Short task> Will you transcribe the entries that follow, exactly and in full?

Input records>
"""
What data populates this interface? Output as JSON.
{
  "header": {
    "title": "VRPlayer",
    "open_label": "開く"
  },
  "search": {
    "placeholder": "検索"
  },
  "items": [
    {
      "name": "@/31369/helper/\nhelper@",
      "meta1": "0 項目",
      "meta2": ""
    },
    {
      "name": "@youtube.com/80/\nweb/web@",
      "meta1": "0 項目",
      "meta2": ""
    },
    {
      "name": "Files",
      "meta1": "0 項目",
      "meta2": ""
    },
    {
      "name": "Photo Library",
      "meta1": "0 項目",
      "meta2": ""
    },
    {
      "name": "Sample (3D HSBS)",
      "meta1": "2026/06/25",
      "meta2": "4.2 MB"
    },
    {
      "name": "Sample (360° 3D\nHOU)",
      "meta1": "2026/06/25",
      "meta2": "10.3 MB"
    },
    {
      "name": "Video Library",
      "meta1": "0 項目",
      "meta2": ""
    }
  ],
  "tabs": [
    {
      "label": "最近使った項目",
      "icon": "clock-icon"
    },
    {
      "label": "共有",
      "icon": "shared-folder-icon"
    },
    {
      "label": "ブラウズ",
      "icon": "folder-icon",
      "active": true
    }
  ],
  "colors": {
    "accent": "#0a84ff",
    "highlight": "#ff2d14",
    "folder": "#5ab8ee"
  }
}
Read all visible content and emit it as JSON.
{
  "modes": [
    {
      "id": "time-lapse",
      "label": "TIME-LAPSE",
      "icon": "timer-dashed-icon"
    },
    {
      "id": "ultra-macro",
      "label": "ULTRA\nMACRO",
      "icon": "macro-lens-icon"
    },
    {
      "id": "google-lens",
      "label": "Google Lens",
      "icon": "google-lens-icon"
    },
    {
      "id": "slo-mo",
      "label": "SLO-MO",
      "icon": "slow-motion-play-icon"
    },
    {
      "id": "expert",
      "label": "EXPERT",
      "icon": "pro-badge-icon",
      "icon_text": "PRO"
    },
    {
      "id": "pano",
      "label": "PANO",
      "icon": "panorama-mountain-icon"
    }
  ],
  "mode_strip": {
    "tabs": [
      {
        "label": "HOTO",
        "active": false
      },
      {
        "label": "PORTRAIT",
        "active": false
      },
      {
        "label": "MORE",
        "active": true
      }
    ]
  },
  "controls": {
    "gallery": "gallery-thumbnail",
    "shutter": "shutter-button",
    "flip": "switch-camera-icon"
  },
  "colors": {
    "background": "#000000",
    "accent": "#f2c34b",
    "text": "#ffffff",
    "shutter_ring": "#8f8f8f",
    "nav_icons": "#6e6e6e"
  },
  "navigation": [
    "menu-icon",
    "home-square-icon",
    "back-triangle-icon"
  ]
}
"""
Task response>
What data populates this interface? Output as JSON.
{
  "header": {
    "title": "VRPlayer",
    "open_label": "開く"
  },
  "search": {
    "placeholder": "検索"
  },
  "items": [
    {
      "name": "@/31369/helper/\nhelper@",
      "meta1": "0 項目",
      "meta2": ""
    },
    {
      "name": "@youtube.com/80/\nweb/web@",
      "meta1": "0 項目",
      "meta2": ""
    },
    {
      "name": "Files",
      "meta1": "0 項目",
      "meta2": ""
    },
    {
      "name": "Photo Library",
      "meta1": "0 項目",
      "meta2": ""
    },
    {
      "name": "Sample (3D HSBS)",
      "meta1": "2026/06/25",
      "meta2": "4.2 MB"
    },
    {
      "name": "Sample (360° 3D\nHOU)",
      "meta1": "2026/06/25",
      "meta2": "10.3 MB"
    },
    {
      "name": "Video Library",
      "meta1": "0 項目",
      "meta2": ""
    }
  ],
  "tabs": [
    {
      "label": "最近使った項目",
      "icon": "clock-icon"
    },
    {
      "label": "共有",
      "icon": "shared-folder-icon"
    },
    {
      "label": "ブラウズ",
      "icon": "folder-icon",
      "active": true
    }
  ],
  "colors": {
    "accent": "#0a84ff",
    "highlight": "#ff2d14",
    "folder": "#5ab8ee"
  }
}
Read all visible content and emit it as JSON.
{
  "modes": [
    {
      "id": "time-lapse",
      "label": "TIME-LAPSE",
      "icon": "timer-dashed-icon"
    },
    {
      "id": "ultra-macro",
      "label": "ULTRA\nMACRO",
      "icon": "macro-lens-icon"
    },
    {
      "id": "google-lens",
      "label": "Google Lens",
      "icon": "google-lens-icon"
    },
    {
      "id": "slo-mo",
      "label": "SLO-MO",
      "icon": "slow-motion-play-icon"
    },
    {
      "id": "expert",
      "label": "EXPERT",
      "icon": "pro-badge-icon",
      "icon_text": "PRO"
    },
    {
      "id": "pano",
      "label": "PANO",
      "icon": "panorama-mountain-icon"
    }
  ],
  "mode_strip": {
    "tabs": [
      {
        "label": "HOTO",
        "active": false
      },
      {
        "label": "PORTRAIT",
        "active": false
      },
      {
        "label": "MORE",
        "active": true
      }
    ]
  },
  "controls": {
    "gallery": "gallery-thumbnail",
    "shutter": "shutter-button",
    "flip": "switch-camera-icon"
  },
  "colors": {
    "background": "#000000",
    "accent": "#f2c34b",
    "text": "#ffffff",
    "shutter_ring": "#8f8f8f",
    "nav_icons": "#6e6e6e"
  },
  "navigation": [
    "menu-icon",
    "home-square-icon",
    "back-triangle-icon"
  ]
}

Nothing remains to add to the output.